Consigna –
Escribe la continuación de la noticia sobre las detenciones de disidentes chinos firmantes de la Carta 08, a partir de su última oración.

===== Fragmento para leer =====

La organización no gubernamental Chinese Human Rights Defenders (CHRD) acusó a las autoridades chinas de asediar a los disidentes chinos con motivo del 60 aniversario de la Declaración Universal de los Derechos Humanos, que se conmemora mañana.
Según un comunicado de CHRD, al menos seis activistas que firmaron un documento exigiendo reformas políticas y la ratificación por parte de China de la Convención Internacional de Derechos Civiles y Políticos fueron detenidos ayer por la tarde.
El documento, llamado Carta 08, fue enviado al Comité Permanente del legislativo chino (Asamblea Nacional Popular) por la propia ONG y por activistas, entre ellos Liu Xiaobo, considerado uno de los disidentes más destacados de las protestas prodemocráticas de estudiantes de Tiananmen de 1989.
CHRD asegura que Liu se encuentra todavía detenido después de haber firmado la carta.
En ella, los disidentes exigen, con motivo del aniversario de la Declaración, que el Partido Comunista de China (PCCh, en el poder desde 1949) promueva las reformas políticas, los derechos humanos y la democracia en el país asiático.
Los otros disidentes detenidos son activistas, intelectuales y escritores como Wen Kejian, Chen Xi, Shen Younian o Du Heping, entre otros.
El Ministerio chino de Asuntos Exteriores señaló hoy que no tenía noticia de dichas detenciones.

===== Extractos del corpus =====

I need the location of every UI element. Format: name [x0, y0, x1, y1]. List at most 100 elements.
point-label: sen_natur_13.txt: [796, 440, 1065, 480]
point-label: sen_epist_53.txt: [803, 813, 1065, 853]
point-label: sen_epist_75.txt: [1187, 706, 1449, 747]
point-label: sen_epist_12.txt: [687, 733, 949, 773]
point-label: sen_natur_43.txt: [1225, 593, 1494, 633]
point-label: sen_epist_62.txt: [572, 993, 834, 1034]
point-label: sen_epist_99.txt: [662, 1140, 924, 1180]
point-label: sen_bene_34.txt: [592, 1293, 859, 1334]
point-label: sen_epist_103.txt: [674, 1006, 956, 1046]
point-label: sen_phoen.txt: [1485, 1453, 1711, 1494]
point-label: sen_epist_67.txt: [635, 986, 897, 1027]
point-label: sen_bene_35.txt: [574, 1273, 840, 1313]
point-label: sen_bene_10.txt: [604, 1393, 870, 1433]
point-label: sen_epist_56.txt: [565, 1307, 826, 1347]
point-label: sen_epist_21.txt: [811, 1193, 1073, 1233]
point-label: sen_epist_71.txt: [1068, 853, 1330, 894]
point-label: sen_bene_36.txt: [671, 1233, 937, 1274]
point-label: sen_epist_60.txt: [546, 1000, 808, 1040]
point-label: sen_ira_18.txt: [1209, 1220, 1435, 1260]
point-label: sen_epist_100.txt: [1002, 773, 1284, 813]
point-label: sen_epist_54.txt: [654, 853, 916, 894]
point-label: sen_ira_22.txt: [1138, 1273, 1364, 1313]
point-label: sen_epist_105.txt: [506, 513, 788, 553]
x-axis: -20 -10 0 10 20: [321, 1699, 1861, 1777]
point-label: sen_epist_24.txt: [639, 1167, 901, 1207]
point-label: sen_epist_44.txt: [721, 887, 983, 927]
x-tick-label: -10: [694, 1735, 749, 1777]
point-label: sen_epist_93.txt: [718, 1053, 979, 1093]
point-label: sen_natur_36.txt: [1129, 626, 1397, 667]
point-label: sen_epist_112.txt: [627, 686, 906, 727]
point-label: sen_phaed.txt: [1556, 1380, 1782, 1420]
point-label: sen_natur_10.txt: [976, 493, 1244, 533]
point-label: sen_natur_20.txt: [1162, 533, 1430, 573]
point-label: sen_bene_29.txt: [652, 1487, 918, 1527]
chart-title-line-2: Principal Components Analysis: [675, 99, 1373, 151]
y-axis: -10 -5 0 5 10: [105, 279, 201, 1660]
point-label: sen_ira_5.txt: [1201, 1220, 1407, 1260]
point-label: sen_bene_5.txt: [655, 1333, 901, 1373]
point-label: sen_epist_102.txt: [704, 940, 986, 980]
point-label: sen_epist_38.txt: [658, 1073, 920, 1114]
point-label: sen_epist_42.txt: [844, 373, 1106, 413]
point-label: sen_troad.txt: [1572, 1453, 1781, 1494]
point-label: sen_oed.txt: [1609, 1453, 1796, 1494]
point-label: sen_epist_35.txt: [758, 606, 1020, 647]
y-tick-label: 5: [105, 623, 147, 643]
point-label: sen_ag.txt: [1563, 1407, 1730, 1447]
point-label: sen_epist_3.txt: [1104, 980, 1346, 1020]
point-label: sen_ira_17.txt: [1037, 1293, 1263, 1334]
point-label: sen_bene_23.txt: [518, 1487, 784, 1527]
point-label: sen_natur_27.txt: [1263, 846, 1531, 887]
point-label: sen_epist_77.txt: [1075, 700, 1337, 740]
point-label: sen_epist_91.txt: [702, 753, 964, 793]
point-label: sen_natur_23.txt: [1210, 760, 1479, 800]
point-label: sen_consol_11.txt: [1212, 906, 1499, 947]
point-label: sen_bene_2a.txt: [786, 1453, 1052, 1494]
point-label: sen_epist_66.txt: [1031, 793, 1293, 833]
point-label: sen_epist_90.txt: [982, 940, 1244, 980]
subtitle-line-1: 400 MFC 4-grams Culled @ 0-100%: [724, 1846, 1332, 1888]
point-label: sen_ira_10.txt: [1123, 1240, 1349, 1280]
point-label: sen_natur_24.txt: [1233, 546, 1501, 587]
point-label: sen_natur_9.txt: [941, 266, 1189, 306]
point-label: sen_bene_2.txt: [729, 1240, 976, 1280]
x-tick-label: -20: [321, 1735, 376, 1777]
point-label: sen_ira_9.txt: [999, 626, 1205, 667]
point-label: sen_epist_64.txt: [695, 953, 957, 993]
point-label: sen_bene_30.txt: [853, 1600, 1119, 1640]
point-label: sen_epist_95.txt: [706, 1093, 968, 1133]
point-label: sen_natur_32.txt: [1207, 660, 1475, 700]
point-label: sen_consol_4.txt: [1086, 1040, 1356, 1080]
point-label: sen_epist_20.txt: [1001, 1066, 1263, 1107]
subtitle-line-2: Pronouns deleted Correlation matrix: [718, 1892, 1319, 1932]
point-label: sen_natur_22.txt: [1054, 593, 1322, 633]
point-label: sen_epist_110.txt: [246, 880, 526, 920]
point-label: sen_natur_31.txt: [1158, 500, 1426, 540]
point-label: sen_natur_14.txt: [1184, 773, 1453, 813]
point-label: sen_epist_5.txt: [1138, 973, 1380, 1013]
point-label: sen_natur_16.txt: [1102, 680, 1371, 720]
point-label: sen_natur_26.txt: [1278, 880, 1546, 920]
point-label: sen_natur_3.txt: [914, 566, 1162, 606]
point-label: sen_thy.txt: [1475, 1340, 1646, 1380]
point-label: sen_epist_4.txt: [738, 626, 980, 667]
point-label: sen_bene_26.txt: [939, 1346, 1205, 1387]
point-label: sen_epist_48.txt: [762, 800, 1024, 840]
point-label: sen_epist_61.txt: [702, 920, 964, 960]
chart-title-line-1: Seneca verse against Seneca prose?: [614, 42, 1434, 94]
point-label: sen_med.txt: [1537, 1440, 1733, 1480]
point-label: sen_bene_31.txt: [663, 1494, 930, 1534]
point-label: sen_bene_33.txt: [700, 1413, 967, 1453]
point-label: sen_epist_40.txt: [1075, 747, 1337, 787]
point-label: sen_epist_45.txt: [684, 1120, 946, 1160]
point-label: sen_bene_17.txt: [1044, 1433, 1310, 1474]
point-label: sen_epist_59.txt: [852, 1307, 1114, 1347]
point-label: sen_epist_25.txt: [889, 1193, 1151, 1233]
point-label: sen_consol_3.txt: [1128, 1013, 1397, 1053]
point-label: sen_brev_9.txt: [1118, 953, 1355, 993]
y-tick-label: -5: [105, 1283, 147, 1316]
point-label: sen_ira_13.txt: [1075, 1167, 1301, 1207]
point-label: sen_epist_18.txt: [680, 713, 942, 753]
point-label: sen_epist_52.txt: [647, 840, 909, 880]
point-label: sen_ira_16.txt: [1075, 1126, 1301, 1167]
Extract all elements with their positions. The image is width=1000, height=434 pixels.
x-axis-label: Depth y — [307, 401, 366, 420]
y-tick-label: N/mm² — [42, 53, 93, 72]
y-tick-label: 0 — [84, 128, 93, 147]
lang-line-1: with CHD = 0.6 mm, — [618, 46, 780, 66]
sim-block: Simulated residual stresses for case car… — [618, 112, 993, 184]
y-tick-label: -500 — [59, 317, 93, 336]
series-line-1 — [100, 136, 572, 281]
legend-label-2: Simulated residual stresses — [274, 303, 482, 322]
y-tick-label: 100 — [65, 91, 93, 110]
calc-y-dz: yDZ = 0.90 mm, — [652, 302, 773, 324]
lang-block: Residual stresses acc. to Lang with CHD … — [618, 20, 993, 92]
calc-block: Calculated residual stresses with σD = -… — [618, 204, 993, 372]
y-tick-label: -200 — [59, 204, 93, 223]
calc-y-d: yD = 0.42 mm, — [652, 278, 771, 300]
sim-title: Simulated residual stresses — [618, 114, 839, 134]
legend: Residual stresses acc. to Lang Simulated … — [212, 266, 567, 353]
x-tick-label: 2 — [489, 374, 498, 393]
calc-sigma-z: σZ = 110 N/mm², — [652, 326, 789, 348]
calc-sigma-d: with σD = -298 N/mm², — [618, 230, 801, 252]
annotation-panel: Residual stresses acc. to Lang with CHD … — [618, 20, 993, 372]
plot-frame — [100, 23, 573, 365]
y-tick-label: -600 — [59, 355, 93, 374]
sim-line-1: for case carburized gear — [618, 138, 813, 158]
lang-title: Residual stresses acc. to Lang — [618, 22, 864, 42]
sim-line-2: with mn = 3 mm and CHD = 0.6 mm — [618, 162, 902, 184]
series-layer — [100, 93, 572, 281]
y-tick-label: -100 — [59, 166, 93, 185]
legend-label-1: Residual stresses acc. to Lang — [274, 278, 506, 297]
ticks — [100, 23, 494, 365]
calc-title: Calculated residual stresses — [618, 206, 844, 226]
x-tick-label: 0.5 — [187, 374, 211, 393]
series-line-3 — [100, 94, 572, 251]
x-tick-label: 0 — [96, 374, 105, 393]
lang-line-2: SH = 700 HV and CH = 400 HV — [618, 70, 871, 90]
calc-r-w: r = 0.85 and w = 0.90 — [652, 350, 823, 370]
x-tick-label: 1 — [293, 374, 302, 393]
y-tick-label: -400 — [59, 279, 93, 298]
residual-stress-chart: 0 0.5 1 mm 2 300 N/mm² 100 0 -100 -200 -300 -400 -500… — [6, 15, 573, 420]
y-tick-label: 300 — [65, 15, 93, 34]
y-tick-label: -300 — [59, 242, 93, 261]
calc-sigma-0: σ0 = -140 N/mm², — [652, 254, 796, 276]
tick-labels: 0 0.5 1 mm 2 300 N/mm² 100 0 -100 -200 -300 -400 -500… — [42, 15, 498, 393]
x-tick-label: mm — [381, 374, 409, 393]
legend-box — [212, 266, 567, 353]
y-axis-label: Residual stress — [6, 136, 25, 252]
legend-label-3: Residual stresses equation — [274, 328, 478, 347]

=====

Respuesta del ejercicio –
"No sé si ese informe es cierto o no. Pero no creo que la información sea precisa, sino infundada", señaló en rueda de prensa el portavoz ministerial Liu Jianchao.
Liu dijo no saber nada tampoco acerca del acoso a otro tipo de disidentes, los peticionarios (víctimas de corrupción y expropiaciones que llevan sus casos a los tribunales), a los que, según informes de la ONG, las autoridades están ingresando en hospitales psiquiátricos para silenciarlos.
"No tengo detalles de ese problema", respondió el portavoz.
Liu, sin embargo, valoró como "objetivo" y "realista" un informe publicado hoy por la agencia oficial Xinhua, en el que se valoran los avances de China en materia de derechos humanos.
Según esa información, "China ha implantado el derecho constitucional de respeto y protección de los derechos humanos, mejorado la democracia y la aplicación de la ley".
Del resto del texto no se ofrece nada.